What you need to do: Copy each line with the word "sure" in it.

[Figure collection entries]
►

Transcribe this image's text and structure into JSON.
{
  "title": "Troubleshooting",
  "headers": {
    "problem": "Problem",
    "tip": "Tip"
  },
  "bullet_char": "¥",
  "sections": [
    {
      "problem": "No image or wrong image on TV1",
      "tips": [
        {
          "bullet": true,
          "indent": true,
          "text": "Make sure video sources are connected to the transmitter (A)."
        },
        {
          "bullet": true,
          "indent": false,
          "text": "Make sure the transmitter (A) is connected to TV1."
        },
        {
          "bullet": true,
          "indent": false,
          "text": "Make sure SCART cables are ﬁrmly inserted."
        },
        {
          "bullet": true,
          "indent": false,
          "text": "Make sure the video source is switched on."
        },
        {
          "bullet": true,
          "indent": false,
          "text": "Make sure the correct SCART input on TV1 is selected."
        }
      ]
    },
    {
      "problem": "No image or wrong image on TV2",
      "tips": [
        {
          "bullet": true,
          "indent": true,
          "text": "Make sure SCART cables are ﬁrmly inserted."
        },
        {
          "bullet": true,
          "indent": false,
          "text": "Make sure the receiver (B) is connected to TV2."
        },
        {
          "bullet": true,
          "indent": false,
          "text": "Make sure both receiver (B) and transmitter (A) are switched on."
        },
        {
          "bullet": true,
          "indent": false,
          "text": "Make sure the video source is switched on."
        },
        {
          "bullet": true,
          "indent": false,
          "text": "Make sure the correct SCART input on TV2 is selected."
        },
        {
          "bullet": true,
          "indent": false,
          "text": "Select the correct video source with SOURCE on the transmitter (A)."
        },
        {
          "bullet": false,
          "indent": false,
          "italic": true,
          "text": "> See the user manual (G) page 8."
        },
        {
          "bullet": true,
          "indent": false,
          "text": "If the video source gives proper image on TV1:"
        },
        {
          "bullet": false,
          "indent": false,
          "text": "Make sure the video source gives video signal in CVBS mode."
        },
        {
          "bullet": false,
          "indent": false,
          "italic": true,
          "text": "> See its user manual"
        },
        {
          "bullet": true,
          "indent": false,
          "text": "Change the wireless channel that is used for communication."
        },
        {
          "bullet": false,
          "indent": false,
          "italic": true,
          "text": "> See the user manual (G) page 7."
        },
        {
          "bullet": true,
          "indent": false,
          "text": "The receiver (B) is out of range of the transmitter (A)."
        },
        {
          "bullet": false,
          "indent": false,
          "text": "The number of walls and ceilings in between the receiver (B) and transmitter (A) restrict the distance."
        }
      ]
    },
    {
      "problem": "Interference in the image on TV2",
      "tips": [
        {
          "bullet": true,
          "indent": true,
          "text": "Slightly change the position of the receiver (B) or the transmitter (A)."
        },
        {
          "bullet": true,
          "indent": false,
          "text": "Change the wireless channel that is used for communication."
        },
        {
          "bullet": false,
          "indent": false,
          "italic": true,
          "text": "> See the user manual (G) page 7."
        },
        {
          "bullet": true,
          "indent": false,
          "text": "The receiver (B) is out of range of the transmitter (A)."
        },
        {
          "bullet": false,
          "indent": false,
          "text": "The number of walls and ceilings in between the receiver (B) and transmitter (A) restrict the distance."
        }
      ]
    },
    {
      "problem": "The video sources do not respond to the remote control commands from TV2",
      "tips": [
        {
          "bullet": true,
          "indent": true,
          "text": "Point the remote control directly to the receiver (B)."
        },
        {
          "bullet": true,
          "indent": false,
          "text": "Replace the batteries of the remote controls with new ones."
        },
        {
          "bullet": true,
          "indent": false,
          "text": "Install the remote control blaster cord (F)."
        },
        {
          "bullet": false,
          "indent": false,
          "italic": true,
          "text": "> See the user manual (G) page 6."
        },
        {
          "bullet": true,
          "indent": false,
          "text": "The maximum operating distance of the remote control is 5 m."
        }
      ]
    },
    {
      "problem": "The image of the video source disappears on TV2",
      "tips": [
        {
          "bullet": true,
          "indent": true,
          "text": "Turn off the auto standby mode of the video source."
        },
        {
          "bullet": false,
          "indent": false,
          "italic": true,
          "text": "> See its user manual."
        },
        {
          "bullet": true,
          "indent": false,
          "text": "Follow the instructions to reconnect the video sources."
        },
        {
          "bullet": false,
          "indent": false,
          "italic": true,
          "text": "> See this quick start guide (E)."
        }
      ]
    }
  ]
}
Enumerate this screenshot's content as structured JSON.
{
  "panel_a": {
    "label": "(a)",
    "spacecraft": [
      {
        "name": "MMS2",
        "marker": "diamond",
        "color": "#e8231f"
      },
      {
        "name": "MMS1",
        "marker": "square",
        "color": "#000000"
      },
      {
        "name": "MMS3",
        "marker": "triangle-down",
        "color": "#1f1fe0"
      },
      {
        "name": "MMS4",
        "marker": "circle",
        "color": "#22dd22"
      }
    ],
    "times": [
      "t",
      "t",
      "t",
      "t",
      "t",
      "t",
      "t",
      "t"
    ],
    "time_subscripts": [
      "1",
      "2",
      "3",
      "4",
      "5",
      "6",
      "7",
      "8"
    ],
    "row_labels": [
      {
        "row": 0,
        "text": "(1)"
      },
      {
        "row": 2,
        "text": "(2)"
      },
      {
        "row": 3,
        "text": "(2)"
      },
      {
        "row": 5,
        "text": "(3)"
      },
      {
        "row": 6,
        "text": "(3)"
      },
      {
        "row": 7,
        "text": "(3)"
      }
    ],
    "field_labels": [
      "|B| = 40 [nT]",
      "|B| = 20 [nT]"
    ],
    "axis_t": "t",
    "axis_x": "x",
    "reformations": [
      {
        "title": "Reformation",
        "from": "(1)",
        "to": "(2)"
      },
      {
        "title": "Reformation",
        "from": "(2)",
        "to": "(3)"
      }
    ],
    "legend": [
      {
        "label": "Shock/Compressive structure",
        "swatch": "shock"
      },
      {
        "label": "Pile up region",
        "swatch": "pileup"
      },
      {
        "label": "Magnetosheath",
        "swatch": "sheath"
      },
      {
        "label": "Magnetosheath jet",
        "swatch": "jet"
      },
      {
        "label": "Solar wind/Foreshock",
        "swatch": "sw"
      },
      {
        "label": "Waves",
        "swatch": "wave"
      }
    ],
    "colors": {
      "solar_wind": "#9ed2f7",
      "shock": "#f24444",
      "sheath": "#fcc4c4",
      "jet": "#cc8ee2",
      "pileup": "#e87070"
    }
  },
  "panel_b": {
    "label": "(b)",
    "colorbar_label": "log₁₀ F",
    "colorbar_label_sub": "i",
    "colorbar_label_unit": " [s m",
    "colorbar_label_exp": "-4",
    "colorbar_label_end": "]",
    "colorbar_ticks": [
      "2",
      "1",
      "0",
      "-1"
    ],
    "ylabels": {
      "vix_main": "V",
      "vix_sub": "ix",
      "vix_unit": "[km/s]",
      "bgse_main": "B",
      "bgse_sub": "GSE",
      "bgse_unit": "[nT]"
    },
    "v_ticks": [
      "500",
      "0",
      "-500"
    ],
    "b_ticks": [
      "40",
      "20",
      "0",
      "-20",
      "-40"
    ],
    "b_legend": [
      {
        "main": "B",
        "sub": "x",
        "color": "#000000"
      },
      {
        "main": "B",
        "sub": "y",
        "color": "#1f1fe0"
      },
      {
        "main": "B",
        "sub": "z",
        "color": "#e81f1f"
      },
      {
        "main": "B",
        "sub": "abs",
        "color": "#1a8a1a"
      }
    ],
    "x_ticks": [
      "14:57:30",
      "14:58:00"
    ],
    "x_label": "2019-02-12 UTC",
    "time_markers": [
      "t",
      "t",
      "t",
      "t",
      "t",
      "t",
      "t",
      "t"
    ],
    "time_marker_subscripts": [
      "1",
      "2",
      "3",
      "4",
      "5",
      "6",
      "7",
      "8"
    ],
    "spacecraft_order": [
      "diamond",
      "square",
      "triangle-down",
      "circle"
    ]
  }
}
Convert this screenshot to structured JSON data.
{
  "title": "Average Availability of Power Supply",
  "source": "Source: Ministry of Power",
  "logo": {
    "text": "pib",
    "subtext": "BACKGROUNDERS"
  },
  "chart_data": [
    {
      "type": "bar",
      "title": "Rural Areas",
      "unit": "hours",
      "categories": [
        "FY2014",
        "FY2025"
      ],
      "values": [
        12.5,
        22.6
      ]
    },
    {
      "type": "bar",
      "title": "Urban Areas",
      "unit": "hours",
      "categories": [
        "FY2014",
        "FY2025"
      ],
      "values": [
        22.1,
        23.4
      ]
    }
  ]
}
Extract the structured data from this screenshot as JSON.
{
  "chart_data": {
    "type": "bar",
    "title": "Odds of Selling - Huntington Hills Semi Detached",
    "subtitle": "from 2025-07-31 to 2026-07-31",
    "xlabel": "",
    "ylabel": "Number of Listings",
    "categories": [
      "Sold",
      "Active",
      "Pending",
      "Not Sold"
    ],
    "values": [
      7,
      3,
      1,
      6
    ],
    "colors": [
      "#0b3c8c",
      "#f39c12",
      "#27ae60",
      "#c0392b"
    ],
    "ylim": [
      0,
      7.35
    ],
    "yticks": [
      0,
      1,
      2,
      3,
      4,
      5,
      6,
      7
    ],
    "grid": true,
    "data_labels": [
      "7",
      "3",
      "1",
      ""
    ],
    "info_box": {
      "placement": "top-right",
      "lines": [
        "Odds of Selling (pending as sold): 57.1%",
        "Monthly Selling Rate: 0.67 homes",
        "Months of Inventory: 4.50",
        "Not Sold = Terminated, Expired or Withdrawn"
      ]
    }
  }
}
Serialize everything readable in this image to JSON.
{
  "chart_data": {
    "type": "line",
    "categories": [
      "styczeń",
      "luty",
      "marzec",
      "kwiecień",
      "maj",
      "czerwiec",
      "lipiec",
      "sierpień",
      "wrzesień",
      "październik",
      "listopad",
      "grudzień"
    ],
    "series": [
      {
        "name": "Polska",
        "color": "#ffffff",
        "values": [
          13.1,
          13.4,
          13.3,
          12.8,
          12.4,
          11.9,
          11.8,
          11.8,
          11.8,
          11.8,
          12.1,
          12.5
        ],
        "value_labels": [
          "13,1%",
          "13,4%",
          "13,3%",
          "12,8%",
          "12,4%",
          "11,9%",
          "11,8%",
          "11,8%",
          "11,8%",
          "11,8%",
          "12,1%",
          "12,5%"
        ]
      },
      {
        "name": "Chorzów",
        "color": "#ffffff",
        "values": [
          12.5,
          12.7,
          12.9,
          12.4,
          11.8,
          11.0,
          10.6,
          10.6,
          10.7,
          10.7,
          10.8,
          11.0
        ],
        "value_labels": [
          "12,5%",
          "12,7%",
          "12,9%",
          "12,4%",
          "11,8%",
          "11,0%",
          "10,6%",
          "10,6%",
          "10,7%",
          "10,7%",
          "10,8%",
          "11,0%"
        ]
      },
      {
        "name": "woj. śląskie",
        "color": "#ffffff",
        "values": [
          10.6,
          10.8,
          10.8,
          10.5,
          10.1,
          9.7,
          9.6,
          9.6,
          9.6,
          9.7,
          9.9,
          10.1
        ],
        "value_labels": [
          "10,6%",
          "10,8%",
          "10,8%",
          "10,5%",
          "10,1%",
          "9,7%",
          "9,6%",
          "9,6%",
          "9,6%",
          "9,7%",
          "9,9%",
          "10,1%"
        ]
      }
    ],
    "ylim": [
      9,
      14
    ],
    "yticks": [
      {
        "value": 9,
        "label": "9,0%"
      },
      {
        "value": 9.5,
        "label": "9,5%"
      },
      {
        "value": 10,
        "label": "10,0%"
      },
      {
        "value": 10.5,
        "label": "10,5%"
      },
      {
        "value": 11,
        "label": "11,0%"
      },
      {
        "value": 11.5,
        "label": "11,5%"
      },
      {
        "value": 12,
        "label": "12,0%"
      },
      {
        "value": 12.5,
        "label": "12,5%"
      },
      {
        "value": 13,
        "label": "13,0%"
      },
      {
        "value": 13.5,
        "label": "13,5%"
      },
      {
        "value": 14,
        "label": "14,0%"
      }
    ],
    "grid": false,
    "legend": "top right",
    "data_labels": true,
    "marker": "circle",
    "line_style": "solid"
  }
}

◄

Reply to the exercise:
          "text": "Make sure video sources are connected to the transmitter (A)."
          "text": "Make sure the transmitter (A) is connected to TV1."
          "text": "Make sure SCART cables are ﬁrmly inserted."
          "text": "Make sure the video source is switched on."
          "text": "Make sure the correct SCART input on TV1 is selected."
          "text": "Make sure SCART cables are ﬁrmly inserted."
          "text": "Make sure the receiver (B) is connected to TV2."
          "text": "Make sure both receiver (B) and transmitter (A) are switched on."
          "text": "Make sure the video source is switched on."
          "text": "Make sure the correct SCART input on TV2 is selected."
          "text": "Make sure the video source gives video signal in CVBS mode."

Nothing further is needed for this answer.